TEXTO DE LA PÁGINA>
★ ★ ★ ★
El juez español Baltasar Garzón, entonces a cargo del Juzgado Central de Instrucción 5 de la Audiencia Nacional de Madrid, emitió, a través del Sumario19/97, una orden internacional de detención contra 48 funcionarios de la dictadura argentina por “presunto delito de Terrorismo y Genocidio, prisión y ratificación de la prisión”.

Entre los imputados se encontraban, y aún hoy se encuentran: Jorge Rafael Videla, Emilio Eduardo Massera (fallecido), Omar Domingo, Rubens Graffigna, Armando Lambruschini, Leopoldo Fortunato Galtieri, Jorge Isaac Anaya, Antonio Domingo Bussi (fallecido), Ramón Genaro Diza Bessone y Luciano Benjamín Menéndez.

Entre los hechos que se les imputan a los militares figuran aspectos relacionados al terrorismo económico y particularmente el ejercido contra el empresariado de origen judío.

Al respecto, el juez Garzón especificó -en su pedido de detención- que “las víctimas de origen judío fueron especialmente objeto de depredación por parte de los responsables militares, que se apoderaron ilícitamente de sus bienes tras la detención, o utilizaron la extorsión posterior para que aquellos transmitan sus bienes a estos”.

“De esta forma -agregó- los empresarios judíos suelen ser incluidos en una serie de secuestros ‘extorsivos’ con el objetivo de que autoliquiden sus bienes, entregándolos a funcionarios ligados a la dictadura militar”.
★ ★ ★ ★
CONSIGNA> Continúa el texto sobre la orden de detención dictada por Garzón contra los militares argentinos a partir de su última oración.

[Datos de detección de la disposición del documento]
★ ★ ★ ★
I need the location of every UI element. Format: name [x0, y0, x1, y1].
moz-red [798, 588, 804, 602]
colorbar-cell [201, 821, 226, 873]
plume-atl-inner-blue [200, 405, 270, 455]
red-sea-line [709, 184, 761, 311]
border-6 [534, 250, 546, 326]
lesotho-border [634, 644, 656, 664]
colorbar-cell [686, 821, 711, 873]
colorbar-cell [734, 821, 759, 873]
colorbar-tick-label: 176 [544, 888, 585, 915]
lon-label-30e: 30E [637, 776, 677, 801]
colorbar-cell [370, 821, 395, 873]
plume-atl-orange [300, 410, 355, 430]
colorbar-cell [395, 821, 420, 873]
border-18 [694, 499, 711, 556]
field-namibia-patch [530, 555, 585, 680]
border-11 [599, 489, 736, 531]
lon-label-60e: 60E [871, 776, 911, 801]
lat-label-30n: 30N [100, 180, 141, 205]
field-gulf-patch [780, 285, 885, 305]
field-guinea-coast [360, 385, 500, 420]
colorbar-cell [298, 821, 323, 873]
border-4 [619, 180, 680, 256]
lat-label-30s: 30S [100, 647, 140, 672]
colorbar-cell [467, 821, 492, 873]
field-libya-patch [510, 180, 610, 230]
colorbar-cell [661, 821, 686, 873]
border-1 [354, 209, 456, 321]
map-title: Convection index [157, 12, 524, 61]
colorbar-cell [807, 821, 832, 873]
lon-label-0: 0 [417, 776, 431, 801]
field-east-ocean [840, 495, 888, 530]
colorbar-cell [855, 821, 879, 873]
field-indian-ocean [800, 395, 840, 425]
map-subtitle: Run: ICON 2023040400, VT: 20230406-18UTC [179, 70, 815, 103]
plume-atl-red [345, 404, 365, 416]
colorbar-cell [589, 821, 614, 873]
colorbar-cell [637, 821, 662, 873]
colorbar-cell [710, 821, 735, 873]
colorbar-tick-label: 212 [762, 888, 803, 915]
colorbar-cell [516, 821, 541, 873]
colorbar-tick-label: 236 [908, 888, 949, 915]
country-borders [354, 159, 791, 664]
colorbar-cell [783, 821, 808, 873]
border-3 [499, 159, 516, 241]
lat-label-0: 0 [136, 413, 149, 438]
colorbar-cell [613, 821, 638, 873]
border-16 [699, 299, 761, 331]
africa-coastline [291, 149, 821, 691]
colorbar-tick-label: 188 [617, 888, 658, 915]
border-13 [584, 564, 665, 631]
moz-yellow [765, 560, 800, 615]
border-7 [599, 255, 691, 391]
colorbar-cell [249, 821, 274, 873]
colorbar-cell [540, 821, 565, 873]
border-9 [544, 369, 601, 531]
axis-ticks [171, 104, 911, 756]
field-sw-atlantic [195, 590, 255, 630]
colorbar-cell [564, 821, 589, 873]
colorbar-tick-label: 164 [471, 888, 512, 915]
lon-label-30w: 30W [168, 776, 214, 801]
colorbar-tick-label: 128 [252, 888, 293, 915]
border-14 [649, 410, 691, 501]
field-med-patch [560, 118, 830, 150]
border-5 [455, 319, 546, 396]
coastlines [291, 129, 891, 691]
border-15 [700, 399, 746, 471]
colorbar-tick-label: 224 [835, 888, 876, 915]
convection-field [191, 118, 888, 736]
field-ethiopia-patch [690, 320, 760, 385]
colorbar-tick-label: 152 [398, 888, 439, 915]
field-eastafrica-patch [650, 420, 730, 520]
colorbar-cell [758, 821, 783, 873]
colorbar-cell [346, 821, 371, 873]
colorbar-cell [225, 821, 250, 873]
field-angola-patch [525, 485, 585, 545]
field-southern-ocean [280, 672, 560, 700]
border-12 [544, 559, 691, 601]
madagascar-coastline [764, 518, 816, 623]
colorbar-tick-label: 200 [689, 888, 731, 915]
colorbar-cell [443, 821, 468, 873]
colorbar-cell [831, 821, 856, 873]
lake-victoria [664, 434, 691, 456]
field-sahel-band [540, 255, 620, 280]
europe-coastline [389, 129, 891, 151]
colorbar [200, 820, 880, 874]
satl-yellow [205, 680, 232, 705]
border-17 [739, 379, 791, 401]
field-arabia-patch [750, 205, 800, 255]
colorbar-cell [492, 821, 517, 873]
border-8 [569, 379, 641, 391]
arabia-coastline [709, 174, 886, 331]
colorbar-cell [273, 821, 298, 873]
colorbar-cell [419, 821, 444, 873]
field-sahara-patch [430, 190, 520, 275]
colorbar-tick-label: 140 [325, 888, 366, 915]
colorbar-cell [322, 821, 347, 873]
★ ★ ★ ★
RESPUESTA>
Y ejemplificó, entre otros, con el caso “como el de Eduardo Saiegh, detenido el 31 de octubre de 1980, se lo mantiene secuestrado una semana, durante la cual es torturado para que confiese supuestos delitos que justifiquen la liquidación del Banco Latino Americano, en cuya dirección estaba integrado. Una vez liberado, la dirección es presionada para solicitar ‘voluntariamente’ la autoliquidación del Banco, pero manteniendo como garantía los bienes de Eduardo Saiegh”.

El juez español sacó una primera conclusión: “Los datos expuestos a modo de ejemplo, demuestran indiciariamente que la actuación violenta contra la comunidad judía en Argentina durante la Dictadura Militar fue algo preconcebido e institucionalizado como un elemento más dentro de las finalidades ideológicas perseguidas por el (mal llamado) Proceso de Reorganización Nacional, y que el origen étnico judío fue un factor contribuyente a la mayor crueldad del trato, tortura y eliminación”.

Jorge Devincenzi, funcionario de la Secretaría de Derechos Humanos de la Nación explicó que “el enemigo interno era todo aquel que el poder consideraba como tal. Y ser acusado delincuente subversivo fue el argumento más eficaz, aunque también -amparándose en la influencia de ciertos sectores de la Iglesia en las FFAA y de seguridad- funcionó el ser judío”.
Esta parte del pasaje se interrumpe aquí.